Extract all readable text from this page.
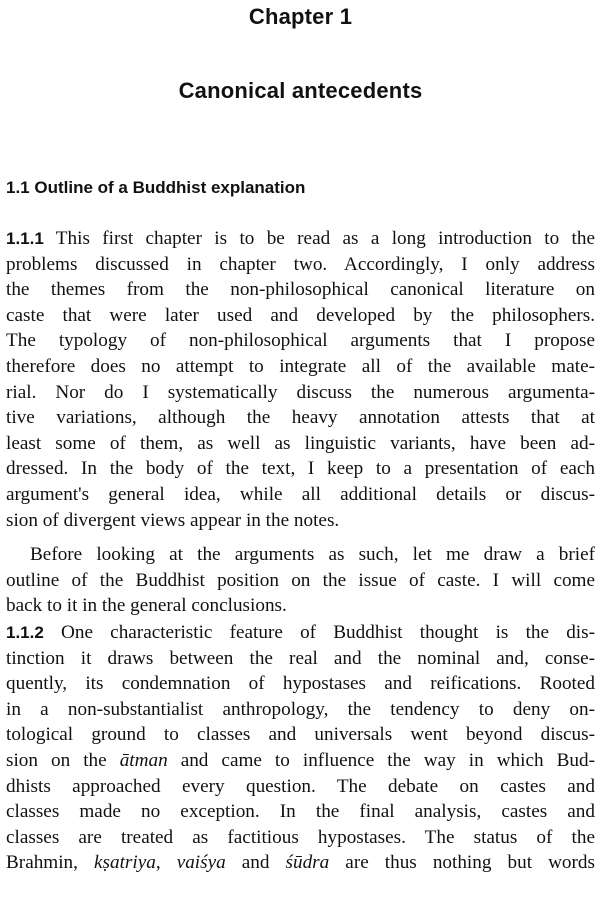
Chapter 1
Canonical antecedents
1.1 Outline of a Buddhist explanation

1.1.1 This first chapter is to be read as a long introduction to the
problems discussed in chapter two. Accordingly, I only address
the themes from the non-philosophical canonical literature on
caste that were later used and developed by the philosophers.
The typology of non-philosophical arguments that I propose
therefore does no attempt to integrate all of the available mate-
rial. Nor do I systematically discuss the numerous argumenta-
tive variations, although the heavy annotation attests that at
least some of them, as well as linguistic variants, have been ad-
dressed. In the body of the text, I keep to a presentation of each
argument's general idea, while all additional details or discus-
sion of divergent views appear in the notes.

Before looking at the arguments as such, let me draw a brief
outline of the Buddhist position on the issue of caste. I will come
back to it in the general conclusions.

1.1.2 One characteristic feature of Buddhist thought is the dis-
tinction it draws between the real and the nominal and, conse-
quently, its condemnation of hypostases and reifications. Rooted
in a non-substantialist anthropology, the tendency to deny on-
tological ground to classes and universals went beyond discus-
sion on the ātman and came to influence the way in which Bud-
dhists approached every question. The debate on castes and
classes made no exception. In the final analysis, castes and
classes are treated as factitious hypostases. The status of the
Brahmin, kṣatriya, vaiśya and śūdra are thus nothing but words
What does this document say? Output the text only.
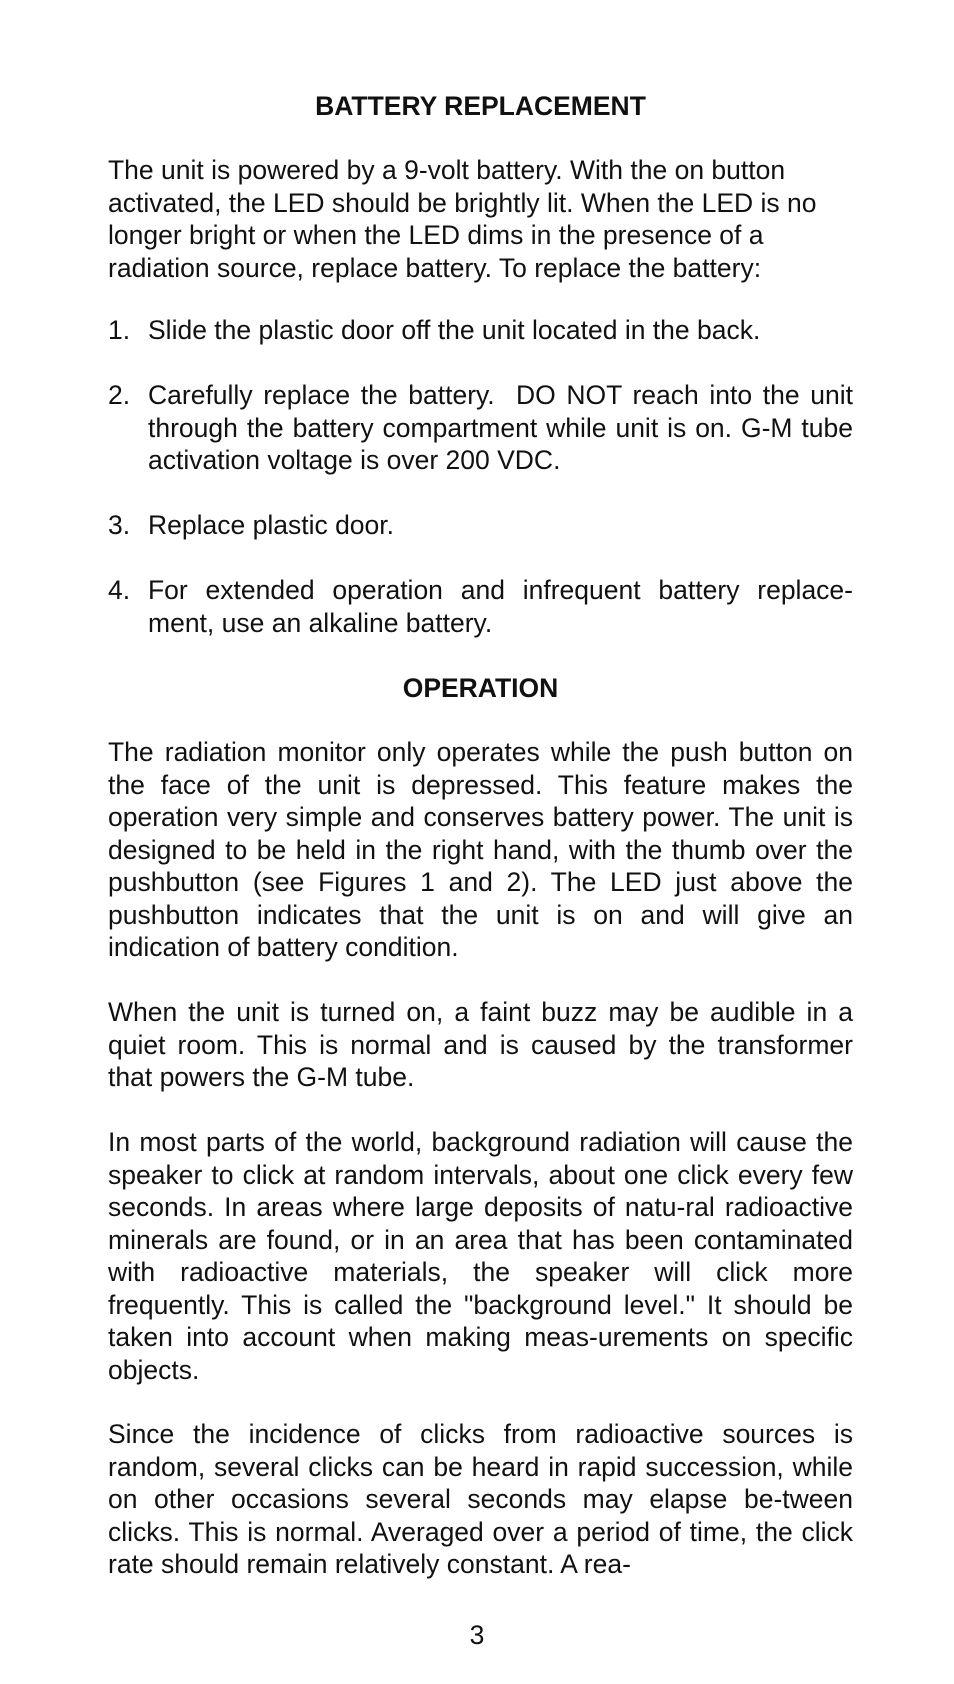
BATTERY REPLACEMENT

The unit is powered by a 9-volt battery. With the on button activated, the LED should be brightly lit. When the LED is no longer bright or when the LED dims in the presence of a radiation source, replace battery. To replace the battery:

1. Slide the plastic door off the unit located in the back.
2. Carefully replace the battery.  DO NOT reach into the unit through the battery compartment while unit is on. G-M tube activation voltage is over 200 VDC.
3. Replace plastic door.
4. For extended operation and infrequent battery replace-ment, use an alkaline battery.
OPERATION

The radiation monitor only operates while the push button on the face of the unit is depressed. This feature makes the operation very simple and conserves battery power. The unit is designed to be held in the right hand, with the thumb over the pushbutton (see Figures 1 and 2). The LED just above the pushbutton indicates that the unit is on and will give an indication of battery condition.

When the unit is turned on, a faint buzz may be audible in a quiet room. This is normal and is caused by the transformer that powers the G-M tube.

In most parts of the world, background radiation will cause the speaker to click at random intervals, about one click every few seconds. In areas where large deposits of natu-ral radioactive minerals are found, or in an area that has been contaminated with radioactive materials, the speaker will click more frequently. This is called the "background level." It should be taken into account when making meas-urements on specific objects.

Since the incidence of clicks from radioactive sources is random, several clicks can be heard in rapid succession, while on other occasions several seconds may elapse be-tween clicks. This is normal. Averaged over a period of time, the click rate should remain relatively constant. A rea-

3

_ _ _ _ _ _ _

» SHORT EXERCISE
Go through the listing above and write it out again exactly, dropping the pictures.

» OUTPUT
Extract all readable text from this page.
Chapter 1
Canonical antecedents
1.1 Outline of a Buddhist explanation

1.1.1 This first chapter is to be read as a long introduction to the
problems discussed in chapter two. Accordingly, I only address
the themes from the non-philosophical canonical literature on
caste that were later used and developed by the philosophers.
The typology of non-philosophical arguments that I propose
therefore does no attempt to integrate all of the available mate-
rial. Nor do I systematically discuss the numerous argumenta-
tive variations, although the heavy annotation attests that at
least some of them, as well as linguistic variants, have been ad-
dressed. In the body of the text, I keep to a presentation of each
argument's general idea, while all additional details or discus-
sion of divergent views appear in the notes.

Before looking at the arguments as such, let me draw a brief
outline of the Buddhist position on the issue of caste. I will come
back to it in the general conclusions.

1.1.2 One characteristic feature of Buddhist thought is the dis-
tinction it draws between the real and the nominal and, conse-
quently, its condemnation of hypostases and reifications. Rooted
in a non-substantialist anthropology, the tendency to deny on-
tological ground to classes and universals went beyond discus-
sion on the ātman and came to influence the way in which Bud-
dhists approached every question. The debate on castes and
classes made no exception. In the final analysis, castes and
classes are treated as factitious hypostases. The status of the
Brahmin, kṣatriya, vaiśya and śūdra are thus nothing but words
What does this document say? Output the text only.
BATTERY REPLACEMENT

The unit is powered by a 9-volt battery. With the on button activated, the LED should be brightly lit. When the LED is no longer bright or when the LED dims in the presence of a radiation source, replace battery. To replace the battery:

1. Slide the plastic door off the unit located in the back.
2. Carefully replace the battery.  DO NOT reach into the unit through the battery compartment while unit is on. G-M tube activation voltage is over 200 VDC.
3. Replace plastic door.
4. For extended operation and infrequent battery replace-ment, use an alkaline battery.
OPERATION

The radiation monitor only operates while the push button on the face of the unit is depressed. This feature makes the operation very simple and conserves battery power. The unit is designed to be held in the right hand, with the thumb over the pushbutton (see Figures 1 and 2). The LED just above the pushbutton indicates that the unit is on and will give an indication of battery condition.

When the unit is turned on, a faint buzz may be audible in a quiet room. This is normal and is caused by the transformer that powers the G-M tube.

In most parts of the world, background radiation will cause the speaker to click at random intervals, about one click every few seconds. In areas where large deposits of natu-ral radioactive minerals are found, or in an area that has been contaminated with radioactive materials, the speaker will click more frequently. This is called the "background level." It should be taken into account when making meas-urements on specific objects.

Since the incidence of clicks from radioactive sources is random, several clicks can be heard in rapid succession, while on other occasions several seconds may elapse be-tween clicks. This is normal. Averaged over a period of time, the click rate should remain relatively constant. A rea-

3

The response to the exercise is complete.